-- Brief --
Find how many lines contain "громада" and state only that number.

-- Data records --
* BEGIN *
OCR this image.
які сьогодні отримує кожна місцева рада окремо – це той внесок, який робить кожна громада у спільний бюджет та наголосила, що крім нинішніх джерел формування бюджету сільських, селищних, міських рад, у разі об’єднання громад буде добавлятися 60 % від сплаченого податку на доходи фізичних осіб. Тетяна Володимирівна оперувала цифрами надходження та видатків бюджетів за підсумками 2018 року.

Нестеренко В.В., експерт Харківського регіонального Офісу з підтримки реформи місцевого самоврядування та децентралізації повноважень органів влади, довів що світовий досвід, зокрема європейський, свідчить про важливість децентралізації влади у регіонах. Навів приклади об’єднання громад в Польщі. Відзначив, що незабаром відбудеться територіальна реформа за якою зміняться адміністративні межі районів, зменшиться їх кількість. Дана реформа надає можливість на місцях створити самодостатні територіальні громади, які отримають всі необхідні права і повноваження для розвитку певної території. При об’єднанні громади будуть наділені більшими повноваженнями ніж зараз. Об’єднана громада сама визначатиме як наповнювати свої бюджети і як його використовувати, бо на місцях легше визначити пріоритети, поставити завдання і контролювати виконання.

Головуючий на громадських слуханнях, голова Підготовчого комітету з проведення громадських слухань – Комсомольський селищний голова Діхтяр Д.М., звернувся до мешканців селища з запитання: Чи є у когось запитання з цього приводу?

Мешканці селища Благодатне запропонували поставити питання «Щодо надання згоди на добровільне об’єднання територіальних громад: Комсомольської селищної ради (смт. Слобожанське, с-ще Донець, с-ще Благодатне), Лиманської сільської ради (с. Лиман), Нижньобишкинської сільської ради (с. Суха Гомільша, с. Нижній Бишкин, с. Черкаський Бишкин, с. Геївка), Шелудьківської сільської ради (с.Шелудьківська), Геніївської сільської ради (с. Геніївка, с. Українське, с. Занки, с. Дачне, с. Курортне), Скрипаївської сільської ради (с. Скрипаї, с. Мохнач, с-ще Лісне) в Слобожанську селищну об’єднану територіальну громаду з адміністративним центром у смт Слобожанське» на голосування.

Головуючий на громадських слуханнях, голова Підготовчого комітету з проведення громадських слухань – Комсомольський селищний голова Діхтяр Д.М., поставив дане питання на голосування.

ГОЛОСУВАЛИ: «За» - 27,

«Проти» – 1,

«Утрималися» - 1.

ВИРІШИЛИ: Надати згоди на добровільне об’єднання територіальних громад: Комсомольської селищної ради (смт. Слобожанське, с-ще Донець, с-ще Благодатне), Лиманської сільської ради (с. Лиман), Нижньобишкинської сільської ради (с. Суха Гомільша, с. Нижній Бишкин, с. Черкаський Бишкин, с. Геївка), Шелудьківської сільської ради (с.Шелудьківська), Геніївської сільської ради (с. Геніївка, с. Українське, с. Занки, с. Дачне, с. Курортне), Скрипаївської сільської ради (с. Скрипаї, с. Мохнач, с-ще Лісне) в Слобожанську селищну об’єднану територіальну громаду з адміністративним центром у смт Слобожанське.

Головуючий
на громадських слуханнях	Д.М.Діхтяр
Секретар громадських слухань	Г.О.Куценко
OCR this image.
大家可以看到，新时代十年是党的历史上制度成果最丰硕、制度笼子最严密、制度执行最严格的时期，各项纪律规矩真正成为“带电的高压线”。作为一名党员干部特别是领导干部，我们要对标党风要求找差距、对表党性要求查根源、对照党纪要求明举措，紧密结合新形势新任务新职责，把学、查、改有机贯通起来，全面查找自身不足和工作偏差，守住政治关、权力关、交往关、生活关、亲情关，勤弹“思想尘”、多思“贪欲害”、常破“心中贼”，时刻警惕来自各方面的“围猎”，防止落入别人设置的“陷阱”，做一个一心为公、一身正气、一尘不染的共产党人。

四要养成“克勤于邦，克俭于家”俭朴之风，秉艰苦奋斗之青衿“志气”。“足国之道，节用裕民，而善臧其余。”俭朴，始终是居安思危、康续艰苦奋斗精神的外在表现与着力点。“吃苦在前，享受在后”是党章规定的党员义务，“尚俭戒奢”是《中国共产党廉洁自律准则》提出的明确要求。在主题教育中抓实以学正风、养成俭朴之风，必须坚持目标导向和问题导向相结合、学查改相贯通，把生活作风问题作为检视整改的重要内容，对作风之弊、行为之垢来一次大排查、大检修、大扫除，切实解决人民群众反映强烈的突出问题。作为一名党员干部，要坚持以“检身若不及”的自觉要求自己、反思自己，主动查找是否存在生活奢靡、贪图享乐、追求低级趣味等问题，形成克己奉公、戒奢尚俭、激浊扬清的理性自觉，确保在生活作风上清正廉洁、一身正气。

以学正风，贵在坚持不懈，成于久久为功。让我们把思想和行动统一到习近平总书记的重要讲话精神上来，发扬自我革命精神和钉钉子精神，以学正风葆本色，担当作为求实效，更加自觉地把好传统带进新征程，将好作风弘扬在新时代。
* END *
-- Output for this exercise --
2